» Exercise material:
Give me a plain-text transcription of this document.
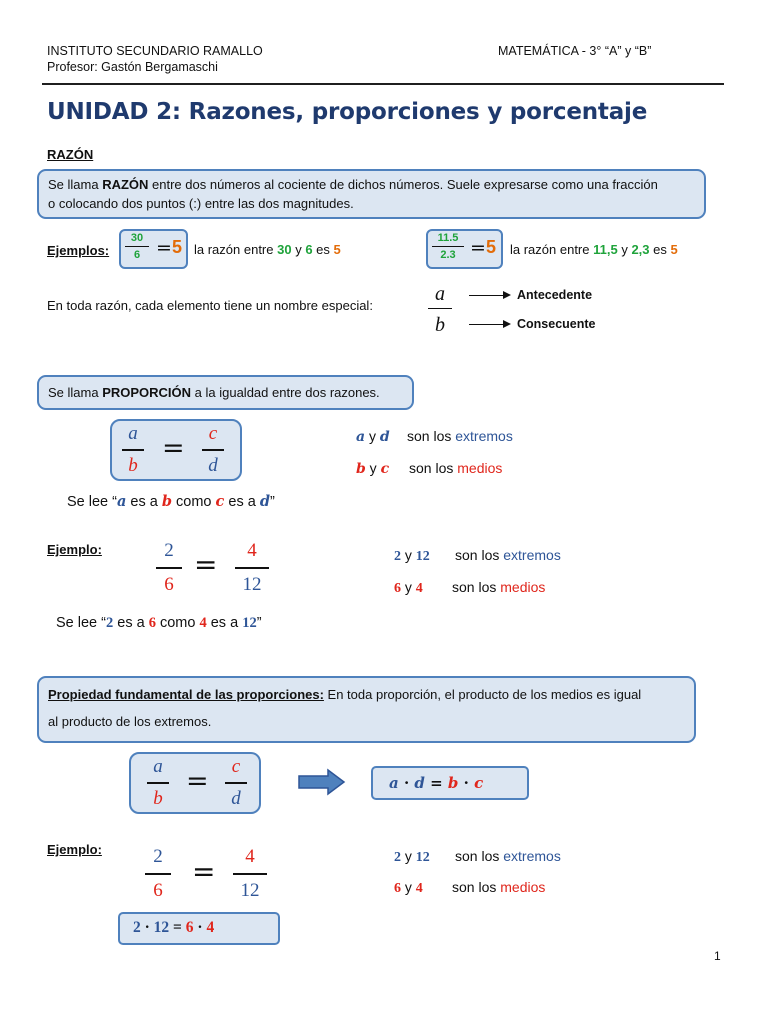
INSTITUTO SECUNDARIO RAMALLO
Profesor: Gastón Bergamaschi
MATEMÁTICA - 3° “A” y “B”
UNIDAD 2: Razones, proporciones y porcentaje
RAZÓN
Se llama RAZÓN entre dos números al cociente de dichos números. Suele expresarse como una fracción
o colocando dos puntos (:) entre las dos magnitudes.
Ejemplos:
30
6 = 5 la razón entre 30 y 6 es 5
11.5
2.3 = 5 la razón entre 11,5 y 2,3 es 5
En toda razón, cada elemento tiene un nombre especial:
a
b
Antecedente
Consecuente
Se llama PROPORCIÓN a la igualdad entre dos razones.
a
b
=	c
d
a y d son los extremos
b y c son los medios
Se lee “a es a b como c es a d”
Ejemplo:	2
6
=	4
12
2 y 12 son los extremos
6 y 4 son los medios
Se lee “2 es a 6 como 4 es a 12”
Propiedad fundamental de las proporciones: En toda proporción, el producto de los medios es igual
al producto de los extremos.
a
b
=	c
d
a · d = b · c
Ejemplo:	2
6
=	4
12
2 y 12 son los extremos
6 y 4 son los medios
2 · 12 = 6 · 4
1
==
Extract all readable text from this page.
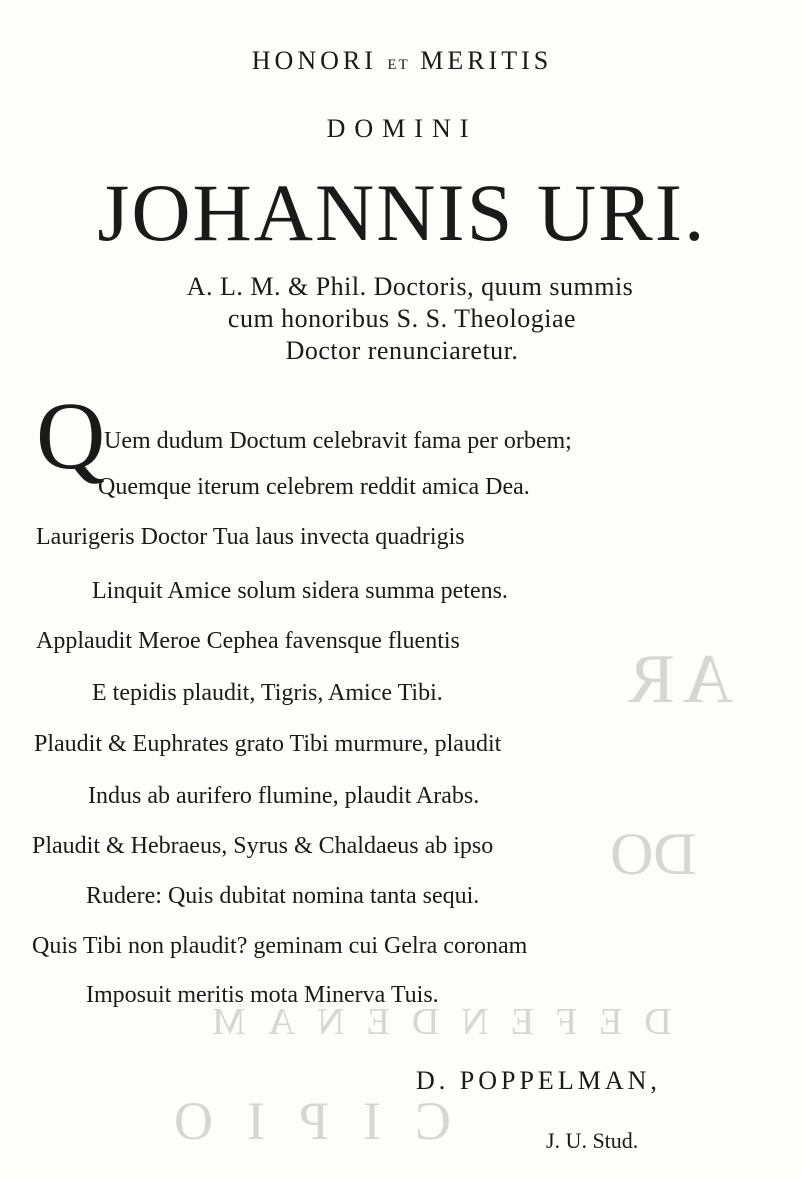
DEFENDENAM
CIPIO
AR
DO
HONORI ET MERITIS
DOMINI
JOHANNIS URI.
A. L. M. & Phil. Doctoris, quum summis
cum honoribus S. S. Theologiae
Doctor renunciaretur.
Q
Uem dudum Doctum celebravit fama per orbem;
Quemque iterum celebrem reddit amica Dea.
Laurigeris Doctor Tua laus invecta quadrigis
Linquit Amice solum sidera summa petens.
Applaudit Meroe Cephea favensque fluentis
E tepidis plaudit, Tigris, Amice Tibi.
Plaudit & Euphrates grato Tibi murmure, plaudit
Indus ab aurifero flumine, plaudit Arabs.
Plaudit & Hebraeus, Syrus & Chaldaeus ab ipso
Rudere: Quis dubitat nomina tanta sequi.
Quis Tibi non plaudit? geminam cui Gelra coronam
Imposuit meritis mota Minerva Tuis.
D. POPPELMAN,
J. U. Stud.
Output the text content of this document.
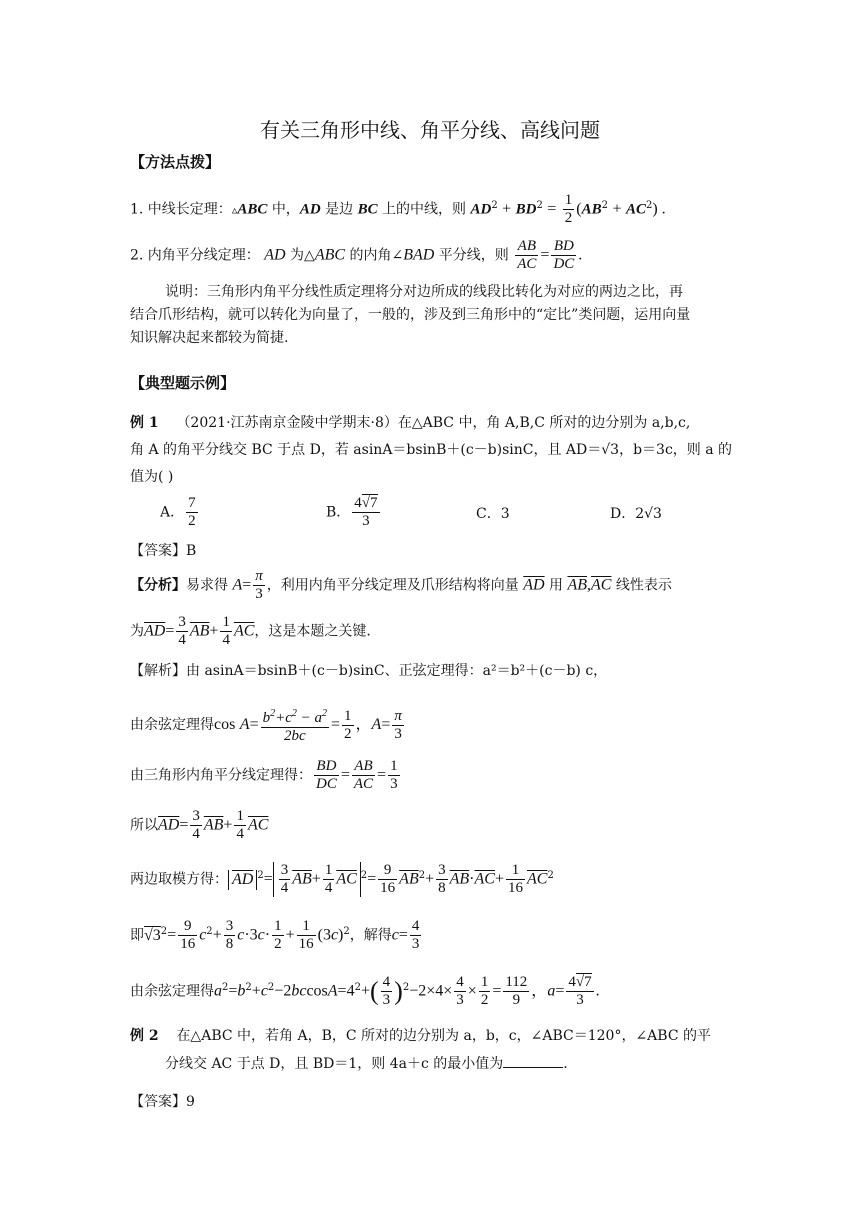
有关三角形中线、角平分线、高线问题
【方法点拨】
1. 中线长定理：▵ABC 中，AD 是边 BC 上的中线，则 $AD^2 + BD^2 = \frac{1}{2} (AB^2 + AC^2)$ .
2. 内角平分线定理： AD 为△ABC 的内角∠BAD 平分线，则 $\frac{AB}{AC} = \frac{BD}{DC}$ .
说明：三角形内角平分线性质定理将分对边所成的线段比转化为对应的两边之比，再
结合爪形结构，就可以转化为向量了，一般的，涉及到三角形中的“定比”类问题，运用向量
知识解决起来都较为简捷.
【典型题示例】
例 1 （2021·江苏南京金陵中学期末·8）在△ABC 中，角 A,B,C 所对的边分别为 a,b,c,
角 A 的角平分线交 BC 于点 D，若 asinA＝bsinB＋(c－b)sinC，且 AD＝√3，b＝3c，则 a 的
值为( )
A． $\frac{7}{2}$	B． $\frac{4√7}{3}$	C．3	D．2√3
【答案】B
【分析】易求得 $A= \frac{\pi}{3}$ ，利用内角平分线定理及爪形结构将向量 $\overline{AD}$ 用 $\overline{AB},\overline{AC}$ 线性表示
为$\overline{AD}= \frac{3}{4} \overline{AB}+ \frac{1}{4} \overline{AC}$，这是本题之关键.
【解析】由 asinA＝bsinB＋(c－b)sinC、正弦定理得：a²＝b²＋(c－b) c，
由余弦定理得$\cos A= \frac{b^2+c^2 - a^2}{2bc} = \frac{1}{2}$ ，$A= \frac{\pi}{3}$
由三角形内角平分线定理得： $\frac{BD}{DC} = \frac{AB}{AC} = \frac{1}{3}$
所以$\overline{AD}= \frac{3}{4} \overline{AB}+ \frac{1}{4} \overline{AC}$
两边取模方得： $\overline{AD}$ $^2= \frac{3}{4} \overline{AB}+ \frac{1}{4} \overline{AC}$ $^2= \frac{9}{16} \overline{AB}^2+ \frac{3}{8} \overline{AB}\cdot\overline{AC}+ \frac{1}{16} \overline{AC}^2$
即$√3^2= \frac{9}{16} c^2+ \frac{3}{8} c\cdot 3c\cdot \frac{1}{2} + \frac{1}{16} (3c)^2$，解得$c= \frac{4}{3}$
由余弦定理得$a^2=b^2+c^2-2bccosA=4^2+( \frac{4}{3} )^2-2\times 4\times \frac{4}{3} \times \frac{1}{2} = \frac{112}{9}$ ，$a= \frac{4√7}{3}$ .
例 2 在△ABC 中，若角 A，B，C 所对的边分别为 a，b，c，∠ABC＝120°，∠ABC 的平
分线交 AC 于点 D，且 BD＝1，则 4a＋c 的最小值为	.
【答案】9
* * *
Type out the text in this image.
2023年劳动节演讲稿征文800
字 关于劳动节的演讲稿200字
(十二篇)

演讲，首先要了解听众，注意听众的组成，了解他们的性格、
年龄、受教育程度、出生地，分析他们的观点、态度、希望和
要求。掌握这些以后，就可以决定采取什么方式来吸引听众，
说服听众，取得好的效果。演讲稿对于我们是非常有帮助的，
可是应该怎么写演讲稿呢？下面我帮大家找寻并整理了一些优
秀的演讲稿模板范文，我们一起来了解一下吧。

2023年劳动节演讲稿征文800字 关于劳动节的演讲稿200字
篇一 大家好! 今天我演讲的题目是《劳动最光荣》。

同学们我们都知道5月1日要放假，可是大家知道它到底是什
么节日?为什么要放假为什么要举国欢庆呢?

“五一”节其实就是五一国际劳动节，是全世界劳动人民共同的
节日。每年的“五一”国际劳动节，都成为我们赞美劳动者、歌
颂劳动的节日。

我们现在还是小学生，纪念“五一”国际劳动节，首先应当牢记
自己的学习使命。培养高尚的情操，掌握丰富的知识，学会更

» Exercise prompt:
Report each line in the preceding entries that holds the string "this".

» Exercise result:
Give me a plain-text transcription of this document.
Extract all readable text from this page.
Output the text content of this document.
Type out the text in this image.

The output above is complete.